## Begin Entries

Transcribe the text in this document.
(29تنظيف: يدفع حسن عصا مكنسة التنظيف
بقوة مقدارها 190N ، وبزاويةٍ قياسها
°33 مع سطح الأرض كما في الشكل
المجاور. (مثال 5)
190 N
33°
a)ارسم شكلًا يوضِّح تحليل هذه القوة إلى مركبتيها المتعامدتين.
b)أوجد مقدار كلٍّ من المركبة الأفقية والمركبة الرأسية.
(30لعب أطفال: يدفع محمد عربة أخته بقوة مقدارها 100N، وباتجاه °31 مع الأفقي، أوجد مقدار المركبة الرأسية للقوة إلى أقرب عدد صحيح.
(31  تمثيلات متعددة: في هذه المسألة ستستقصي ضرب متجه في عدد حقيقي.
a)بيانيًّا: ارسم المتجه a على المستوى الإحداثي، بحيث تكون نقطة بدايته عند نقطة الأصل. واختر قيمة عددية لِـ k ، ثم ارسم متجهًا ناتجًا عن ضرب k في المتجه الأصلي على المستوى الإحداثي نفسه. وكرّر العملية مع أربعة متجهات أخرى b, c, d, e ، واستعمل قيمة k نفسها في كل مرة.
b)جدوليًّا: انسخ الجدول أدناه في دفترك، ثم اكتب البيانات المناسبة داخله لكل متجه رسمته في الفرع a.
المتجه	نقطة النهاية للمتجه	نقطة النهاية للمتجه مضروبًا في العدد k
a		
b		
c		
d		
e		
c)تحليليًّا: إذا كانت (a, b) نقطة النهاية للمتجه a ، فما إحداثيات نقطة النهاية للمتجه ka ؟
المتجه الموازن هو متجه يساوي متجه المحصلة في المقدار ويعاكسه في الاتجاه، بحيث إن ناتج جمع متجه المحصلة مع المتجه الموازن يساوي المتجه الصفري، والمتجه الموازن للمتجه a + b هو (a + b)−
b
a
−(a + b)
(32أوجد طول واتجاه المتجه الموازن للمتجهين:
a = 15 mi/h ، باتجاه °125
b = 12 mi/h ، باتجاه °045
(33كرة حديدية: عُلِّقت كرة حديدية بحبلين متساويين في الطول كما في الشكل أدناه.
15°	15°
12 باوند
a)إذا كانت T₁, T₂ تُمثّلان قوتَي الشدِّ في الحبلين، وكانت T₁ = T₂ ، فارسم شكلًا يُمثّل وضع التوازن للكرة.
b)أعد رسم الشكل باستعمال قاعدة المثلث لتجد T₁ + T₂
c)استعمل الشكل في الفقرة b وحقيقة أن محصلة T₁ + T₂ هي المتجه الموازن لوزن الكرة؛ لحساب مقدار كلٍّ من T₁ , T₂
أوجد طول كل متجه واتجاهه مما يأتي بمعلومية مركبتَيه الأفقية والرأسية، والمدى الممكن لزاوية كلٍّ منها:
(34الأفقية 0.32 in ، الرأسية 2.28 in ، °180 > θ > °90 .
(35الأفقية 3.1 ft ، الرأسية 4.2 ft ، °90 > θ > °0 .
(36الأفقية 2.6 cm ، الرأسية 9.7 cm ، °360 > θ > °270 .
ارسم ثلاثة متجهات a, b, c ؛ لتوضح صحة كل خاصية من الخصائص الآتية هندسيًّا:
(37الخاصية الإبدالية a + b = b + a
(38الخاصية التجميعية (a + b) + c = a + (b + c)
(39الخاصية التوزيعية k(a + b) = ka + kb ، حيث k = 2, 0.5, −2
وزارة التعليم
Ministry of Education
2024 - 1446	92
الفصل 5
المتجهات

## End Entries

▶ Exercise goal
Look through the entries above; copy each line where the string "ناتج" appears.

▶ Expected answer
a)بيانيًّا: ارسم المتجه a على المستوى الإحداثي، بحيث تكون نقطة بدايته عند نقطة الأصل. واختر قيمة عددية لِـ k ، ثم ارسم متجهًا ناتجًا عن ضرب k في المتجه الأصلي على المستوى الإحداثي نفسه. وكرّر العملية مع أربعة متجهات أخرى b, c, d, e ، واستعمل قيمة k نفسها في كل مرة.
المتجه الموازن هو متجه يساوي متجه المحصلة في المقدار ويعاكسه في الاتجاه، بحيث إن ناتج جمع متجه المحصلة مع المتجه الموازن يساوي المتجه الصفري، والمتجه الموازن للمتجه a + b هو (a + b)−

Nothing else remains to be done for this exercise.